The former Belgian prime minister called the target "ambitious, but necessary".
"It shows that we are serious. It will build momentum. It will give a transformative boost to reforms and it will generate interest, investments and better understanding, and encourage us all to work together," he said.
The enlargement will remain a "merit-based process", Michel said, citing the criteria relating to rule of law, judicial independence, economic reforms and aligning with the EU's foreign policy.
He also touched on the EU's controversial unanimous decision-making process that some argue have made the bloc less efficient and less effective.
"Completely scrapping unanimity could be throwing the baby out with the bath water," he said.
Slovenia's Prime Minister Robert Golob told the forum that EU preparations for accession "must happen in the next 12 months or they will not happen for a very long time", words that reflect the frustration of the slow enlargement process.
France's President Emmanuel Macron said on Monday that the EU needs to reform if it wants to admit new members.
"The risk is to think we can enlarge without reform, I can testify that it is hard enough for Europe to advance on sensitive topics with 27 members. With 32 or 35 members, it won't be any easier," he told the annual meeting of French ambassadors in Paris.
"We will need audacity, to accept more integration in some areas and maybe even a multispeed Europe," he said, without specifying what he meant by "multispeed" Europe.
Intense discussion
Carl Bildt, former Swedish prime minister and now co-chair of the European Council on Foreign Relations, or ECFR, said the discussion on EU enlargement is heating up, and now Michel says that both applicants and the EU should be ready for enlargement by 2030.
"I'm not entirely certain what he means by that, and I'm not entirely certain he knows himself," Bildt said in a post on X, formerly Twitter.
Piotr Buras and Engjellushe Morina, senior fellows at the ECFR, noted in a paper last month that "supporters of enlargement should be under no illusion" despite the increased support.
"Skepticism and concerns about the prospects for an enlarged union are still widespread, and these powerful currents will inevitably resurface," they wrote, citing the recent grain dispute when Poland, regarded as Ukraine's strong supporter, sought to prevent the entry of Ukrainian agricultural products into the single market.
Philip Pilkington, an Irish economist, questioned the readiness of two new candidate members of Ukraine and Moldova.
He said that problems arise on the reconstruction of Ukraine, which the World Bank currently estimates at $411 billion, but the EU's total regional development budget last year was only $32.6 billion.

GIVEN REQUEST:
In the text on EU enlargement, what amount does the World Bank currently estimate for the reconstruction of Ukraine?

[Listings of boxed layout items]

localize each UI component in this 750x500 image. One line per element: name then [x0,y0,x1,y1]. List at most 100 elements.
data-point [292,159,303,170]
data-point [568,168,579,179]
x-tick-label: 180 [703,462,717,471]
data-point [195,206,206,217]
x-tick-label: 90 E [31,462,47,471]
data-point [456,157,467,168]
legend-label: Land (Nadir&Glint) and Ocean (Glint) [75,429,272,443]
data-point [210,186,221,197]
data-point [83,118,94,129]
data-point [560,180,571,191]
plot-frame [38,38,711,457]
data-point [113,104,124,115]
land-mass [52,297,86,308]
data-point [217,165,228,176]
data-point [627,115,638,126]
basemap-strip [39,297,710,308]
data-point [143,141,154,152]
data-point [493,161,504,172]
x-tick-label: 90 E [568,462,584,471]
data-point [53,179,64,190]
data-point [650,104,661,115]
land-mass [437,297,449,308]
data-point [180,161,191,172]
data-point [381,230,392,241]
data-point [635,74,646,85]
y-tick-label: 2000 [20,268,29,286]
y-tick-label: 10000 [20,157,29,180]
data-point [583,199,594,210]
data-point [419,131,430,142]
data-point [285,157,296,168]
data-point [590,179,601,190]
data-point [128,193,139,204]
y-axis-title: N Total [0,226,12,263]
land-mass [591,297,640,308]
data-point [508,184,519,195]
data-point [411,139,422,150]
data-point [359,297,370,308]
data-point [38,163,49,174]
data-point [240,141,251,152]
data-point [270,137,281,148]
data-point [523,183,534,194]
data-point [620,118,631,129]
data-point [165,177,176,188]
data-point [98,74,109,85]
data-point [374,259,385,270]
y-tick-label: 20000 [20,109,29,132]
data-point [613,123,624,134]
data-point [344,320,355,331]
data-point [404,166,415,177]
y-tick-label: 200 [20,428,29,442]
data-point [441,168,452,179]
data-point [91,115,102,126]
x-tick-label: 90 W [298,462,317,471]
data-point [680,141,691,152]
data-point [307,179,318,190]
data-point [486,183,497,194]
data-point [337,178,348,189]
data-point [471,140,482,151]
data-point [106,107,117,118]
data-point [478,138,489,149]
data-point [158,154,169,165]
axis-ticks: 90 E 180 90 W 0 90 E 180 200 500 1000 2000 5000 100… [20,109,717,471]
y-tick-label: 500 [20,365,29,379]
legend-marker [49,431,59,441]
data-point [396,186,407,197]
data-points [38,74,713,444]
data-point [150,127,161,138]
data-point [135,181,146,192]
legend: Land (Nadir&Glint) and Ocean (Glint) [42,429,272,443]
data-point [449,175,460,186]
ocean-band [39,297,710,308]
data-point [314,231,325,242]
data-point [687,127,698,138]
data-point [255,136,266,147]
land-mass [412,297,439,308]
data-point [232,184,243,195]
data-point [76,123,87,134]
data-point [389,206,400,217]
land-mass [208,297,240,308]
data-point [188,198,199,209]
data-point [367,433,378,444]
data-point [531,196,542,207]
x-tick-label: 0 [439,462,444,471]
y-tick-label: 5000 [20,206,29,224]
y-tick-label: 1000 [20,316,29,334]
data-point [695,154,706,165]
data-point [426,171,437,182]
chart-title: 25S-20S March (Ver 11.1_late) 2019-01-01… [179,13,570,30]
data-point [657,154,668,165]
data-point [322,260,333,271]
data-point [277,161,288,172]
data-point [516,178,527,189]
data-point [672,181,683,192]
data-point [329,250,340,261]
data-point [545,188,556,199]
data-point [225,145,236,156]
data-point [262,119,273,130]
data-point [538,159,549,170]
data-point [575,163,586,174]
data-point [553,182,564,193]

SOLVED EXERCISE:
$411 billion